* What is asked
Copy the data precisely, character for character, and leave out every picture.

============

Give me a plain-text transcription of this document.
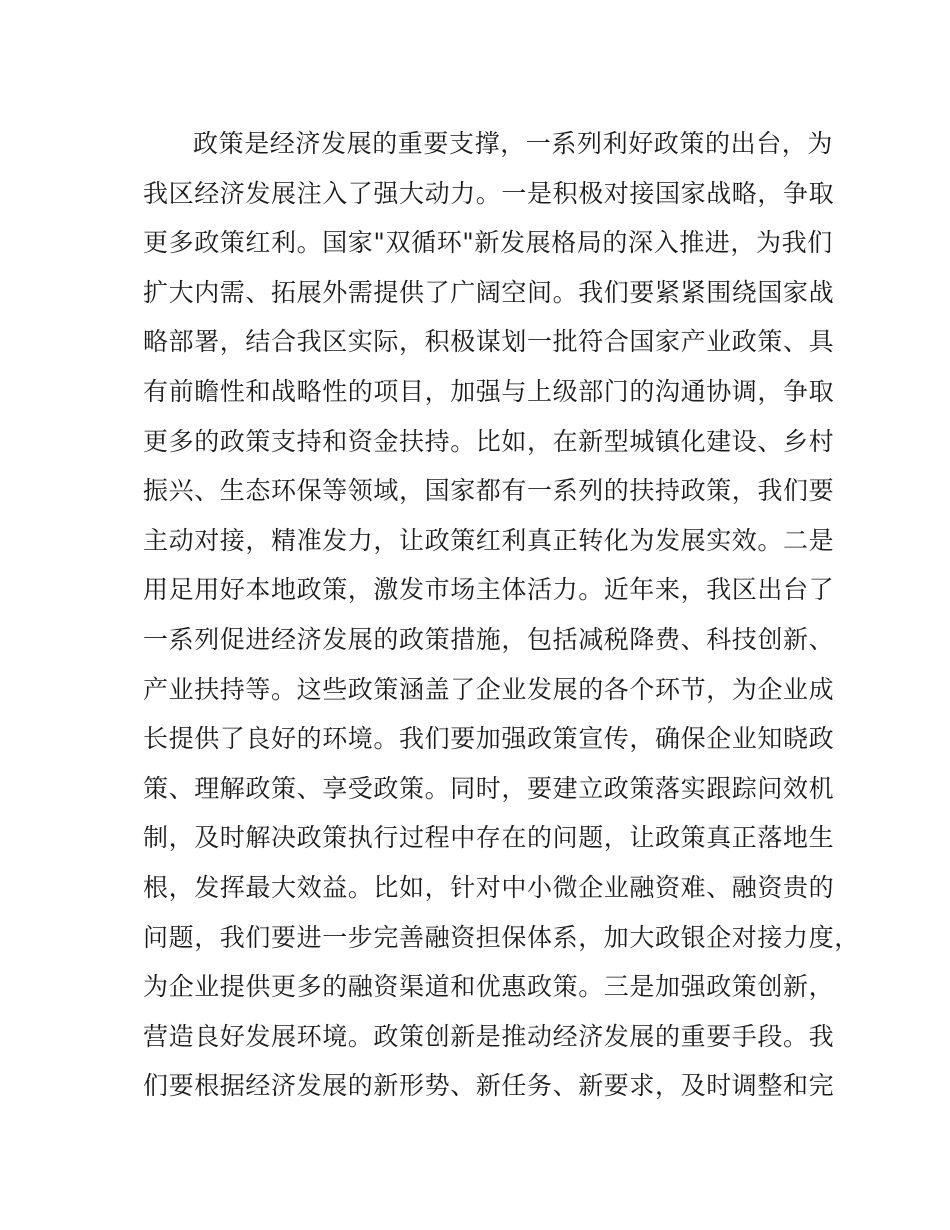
政策是经济发展的重要支撑，一系列利好政策的出台，为
我区经济发展注入了强大动力。一是积极对接国家战略，争取
更多政策红利。国家"双循环"新发展格局的深入推进，为我们
扩大内需、拓展外需提供了广阔空间。我们要紧紧围绕国家战
略部署，结合我区实际，积极谋划一批符合国家产业政策、具
有前瞻性和战略性的项目，加强与上级部门的沟通协调，争取
更多的政策支持和资金扶持。比如，在新型城镇化建设、乡村
振兴、生态环保等领域，国家都有一系列的扶持政策，我们要
主动对接，精准发力，让政策红利真正转化为发展实效。二是
用足用好本地政策，激发市场主体活力。近年来，我区出台了
一系列促进经济发展的政策措施，包括减税降费、科技创新、
产业扶持等。这些政策涵盖了企业发展的各个环节，为企业成
长提供了良好的环境。我们要加强政策宣传，确保企业知晓政
策、理解政策、享受政策。同时，要建立政策落实跟踪问效机
制，及时解决政策执行过程中存在的问题，让政策真正落地生
根，发挥最大效益。比如，针对中小微企业融资难、融资贵的
问题，我们要进一步完善融资担保体系，加大政银企对接力度，
为企业提供更多的融资渠道和优惠政策。三是加强政策创新，
营造良好发展环境。政策创新是推动经济发展的重要手段。我
们要根据经济发展的新形势、新任务、新要求，及时调整和完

============

* Response to this task
Give me a plain-text transcription of this document.
政策是经济发展的重要支撑，一系列利好政策的出台，为
我区经济发展注入了强大动力。一是积极对接国家战略，争取
更多政策红利。国家"双循环"新发展格局的深入推进，为我们
扩大内需、拓展外需提供了广阔空间。我们要紧紧围绕国家战
略部署，结合我区实际，积极谋划一批符合国家产业政策、具
有前瞻性和战略性的项目，加强与上级部门的沟通协调，争取
更多的政策支持和资金扶持。比如，在新型城镇化建设、乡村
振兴、生态环保等领域，国家都有一系列的扶持政策，我们要
主动对接，精准发力，让政策红利真正转化为发展实效。二是
用足用好本地政策，激发市场主体活力。近年来，我区出台了
一系列促进经济发展的政策措施，包括减税降费、科技创新、
产业扶持等。这些政策涵盖了企业发展的各个环节，为企业成
长提供了良好的环境。我们要加强政策宣传，确保企业知晓政
策、理解政策、享受政策。同时，要建立政策落实跟踪问效机
制，及时解决政策执行过程中存在的问题，让政策真正落地生
根，发挥最大效益。比如，针对中小微企业融资难、融资贵的
问题，我们要进一步完善融资担保体系，加大政银企对接力度，
为企业提供更多的融资渠道和优惠政策。三是加强政策创新，
营造良好发展环境。政策创新是推动经济发展的重要手段。我
们要根据经济发展的新形势、新任务、新要求，及时调整和完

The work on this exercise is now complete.